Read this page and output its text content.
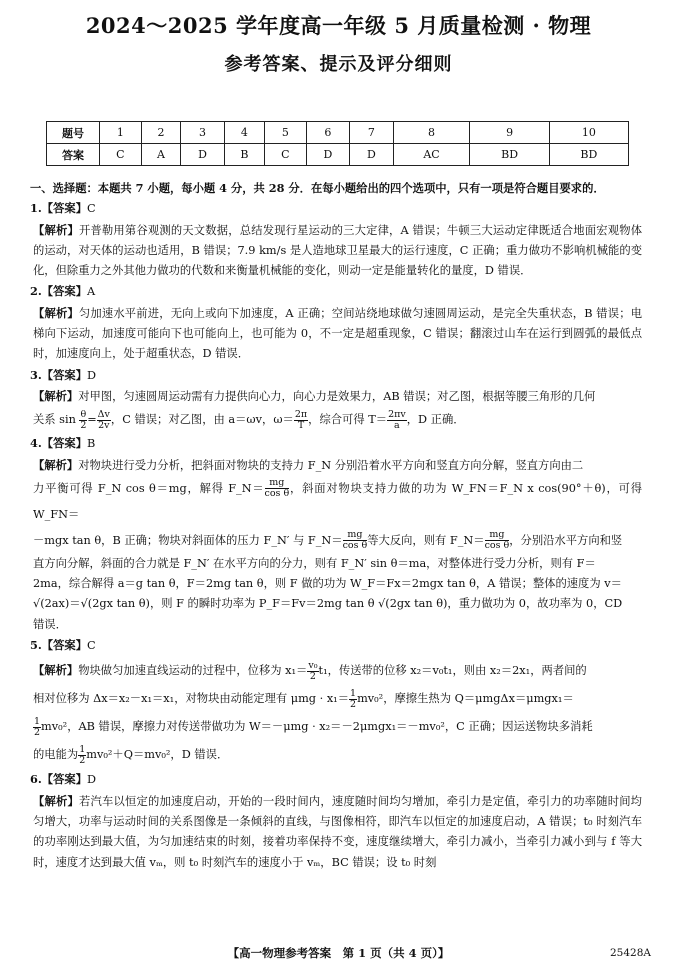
2024～2025 学年度高一年级 5 月质量检测 · 物理
参考答案、提示及评分细则
题号	1	2	3	4	5	6	7	8	9	10
答案	C	A	D	B	C	D	D	AC	BD	BD

一、选择题：本题共 7 小题，每小题 4 分，共 28 分．在每小题给出的四个选项中，只有一项是符合题目要求的．

1.【答案】C

【解析】开普勒用第谷观测的天文数据，总结发现行星运动的三大定律，A 错误；牛顿三大运动定律既适合地面宏观物体的运动，对天体的运动也适用，B 错误；7.9 km/s 是人造地球卫星最大的运行速度，C 正确；重力做功不影响机械能的变化，但除重力之外其他力做功的代数和来衡量机械能的变化，则动一定是能量转化的量度，D 错误．

2.【答案】A

【解析】匀加速水平前进，无向上或向下加速度，A 正确；空间站绕地球做匀速圆周运动，是完全失重状态，B 错误；电梯向下运动，加速度可能向下也可能向上，也可能为 0，不一定是超重现象，C 错误；翻滚过山车在运行到圆弧的最低点时，加速度向上，处于超重状态，D 错误．

3.【答案】D

【解析】对甲图，匀速圆周运动需有力提供向心力，向心力是效果力，AB 错误；对乙图，根据等腰三角形的几何

关系 $\sin \frac{\theta}{2} = \frac{\Delta v}{2v}$ ，C 错误；对乙图，由 a＝ωv，$\omega= \frac{2\pi}{T}$ ，综合可得 $T= \frac{2\pi v}{a}$ ，D 正确．

4.【答案】B

【解析】对物块进行受力分析，把斜面对物块的支持力 F_N 分别沿着水平方向和竖直方向分解，竖直方向由二

力平衡可得 F_N cos θ＝mg，解得 F_N＝ $\frac{mg}{\text{cos θ}}$ ，斜面对物块支持力做的功为 W_FN＝F_N x cos(90°＋θ)，可得 W_FN＝

－mgx tan θ，B 正确；物块对斜面体的压力 F_N′ 与 F_N＝ $\frac{mg}{\text{cos θ}}$ 等大反向，则有 F_N＝ $\frac{mg}{\text{cos θ}}$ ，分别沿水平方向和竖

直方向分解，斜面的合力就是 F_N′ 在水平方向的分力，则有 F_N′ sin θ＝ma，对整体进行受力分析，则有 F＝

2ma，综合解得 a＝g tan θ，F＝2mg tan θ，则 F 做的功为 W_F＝Fx＝2mgx tan θ，A 错误；整体的速度为 v＝

√(2ax)＝√(2gx tan θ)，则 F 的瞬时功率为 P_F＝Fv＝2mg tan θ √(2gx tan θ)，重力做功为 0，故功率为 0，CD

错误．

5.【答案】C

【解析】物块做匀加速直线运动的过程中，位移为 $x_1= \frac{\text{v₀}}{2} t_1$，传送带的位移 x₂＝v₀t₁，则由 x₂＝2x₁，两者间的

相对位移为 Δx＝x₂－x₁＝x₁，对物块由动能定理有 $\mu mg \cdot x_1= \frac{1}{2} mv_0^2$，摩擦生热为 Q＝μmgΔx＝μmgx₁＝

$\frac{1}{2} mv_0^2$，AB 错误，摩擦力对传送带做功为 W＝－μmg · x₂＝－2μmgx₁＝－mv₀²，C 正确；因运送物块多消耗

的电能为 $\frac{1}{2} mv_0^2+Q=mv_0^2$，D 错误．

6.【答案】D

【解析】若汽车以恒定的加速度启动，开始的一段时间内，速度随时间均匀增加，牵引力是定值，牵引力的功率随时间均匀增大，功率与运动时间的关系图像是一条倾斜的直线，与图像相符，即汽车以恒定的加速度启动，A 错误；t₀ 时刻汽车的功率刚达到最大值，为匀加速结束的时刻，接着功率保持不变，速度继续增大，牵引力减小，当牵引力减小到与 f 等大时，速度才达到最大值 vₘ，则 t₀ 时刻汽车的速度小于 vₘ，BC 错误；设 t₀ 时刻

【高一物理参考答案　第 1 页（共 4 页）】	25428A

> Exercise description: Repeat the records word for word. Any picture in them should be left out.

> Response to this task:
Read this page and output its text content.
2024～2025 学年度高一年级 5 月质量检测 · 物理
参考答案、提示及评分细则
题号	1	2	3	4	5	6	7	8	9	10
答案	C	A	D	B	C	D	D	AC	BD	BD

一、选择题：本题共 7 小题，每小题 4 分，共 28 分．在每小题给出的四个选项中，只有一项是符合题目要求的．

1.【答案】C

【解析】开普勒用第谷观测的天文数据，总结发现行星运动的三大定律，A 错误；牛顿三大运动定律既适合地面宏观物体的运动，对天体的运动也适用，B 错误；7.9 km/s 是人造地球卫星最大的运行速度，C 正确；重力做功不影响机械能的变化，但除重力之外其他力做功的代数和来衡量机械能的变化，则动一定是能量转化的量度，D 错误．

2.【答案】A

【解析】匀加速水平前进，无向上或向下加速度，A 正确；空间站绕地球做匀速圆周运动，是完全失重状态，B 错误；电梯向下运动，加速度可能向下也可能向上，也可能为 0，不一定是超重现象，C 错误；翻滚过山车在运行到圆弧的最低点时，加速度向上，处于超重状态，D 错误．

3.【答案】D

【解析】对甲图，匀速圆周运动需有力提供向心力，向心力是效果力，AB 错误；对乙图，根据等腰三角形的几何

关系 $\sin \frac{\theta}{2} = \frac{\Delta v}{2v}$ ，C 错误；对乙图，由 a＝ωv，$\omega= \frac{2\pi}{T}$ ，综合可得 $T= \frac{2\pi v}{a}$ ，D 正确．

4.【答案】B

【解析】对物块进行受力分析，把斜面对物块的支持力 F_N 分别沿着水平方向和竖直方向分解，竖直方向由二

力平衡可得 F_N cos θ＝mg，解得 F_N＝ $\frac{mg}{\text{cos θ}}$ ，斜面对物块支持力做的功为 W_FN＝F_N x cos(90°＋θ)，可得 W_FN＝

－mgx tan θ，B 正确；物块对斜面体的压力 F_N′ 与 F_N＝ $\frac{mg}{\text{cos θ}}$ 等大反向，则有 F_N＝ $\frac{mg}{\text{cos θ}}$ ，分别沿水平方向和竖

直方向分解，斜面的合力就是 F_N′ 在水平方向的分力，则有 F_N′ sin θ＝ma，对整体进行受力分析，则有 F＝

2ma，综合解得 a＝g tan θ，F＝2mg tan θ，则 F 做的功为 W_F＝Fx＝2mgx tan θ，A 错误；整体的速度为 v＝

√(2ax)＝√(2gx tan θ)，则 F 的瞬时功率为 P_F＝Fv＝2mg tan θ √(2gx tan θ)，重力做功为 0，故功率为 0，CD

错误．

5.【答案】C

【解析】物块做匀加速直线运动的过程中，位移为 $x_1= \frac{\text{v₀}}{2} t_1$，传送带的位移 x₂＝v₀t₁，则由 x₂＝2x₁，两者间的

相对位移为 Δx＝x₂－x₁＝x₁，对物块由动能定理有 $\mu mg \cdot x_1= \frac{1}{2} mv_0^2$，摩擦生热为 Q＝μmgΔx＝μmgx₁＝

$\frac{1}{2} mv_0^2$，AB 错误，摩擦力对传送带做功为 W＝－μmg · x₂＝－2μmgx₁＝－mv₀²，C 正确；因运送物块多消耗

的电能为 $\frac{1}{2} mv_0^2+Q=mv_0^2$，D 错误．

6.【答案】D

【解析】若汽车以恒定的加速度启动，开始的一段时间内，速度随时间均匀增加，牵引力是定值，牵引力的功率随时间均匀增大，功率与运动时间的关系图像是一条倾斜的直线，与图像相符，即汽车以恒定的加速度启动，A 错误；t₀ 时刻汽车的功率刚达到最大值，为匀加速结束的时刻，接着功率保持不变，速度继续增大，牵引力减小，当牵引力减小到与 f 等大时，速度才达到最大值 vₘ，则 t₀ 时刻汽车的速度小于 vₘ，BC 错误；设 t₀ 时刻

【高一物理参考答案　第 1 页（共 4 页）】	25428A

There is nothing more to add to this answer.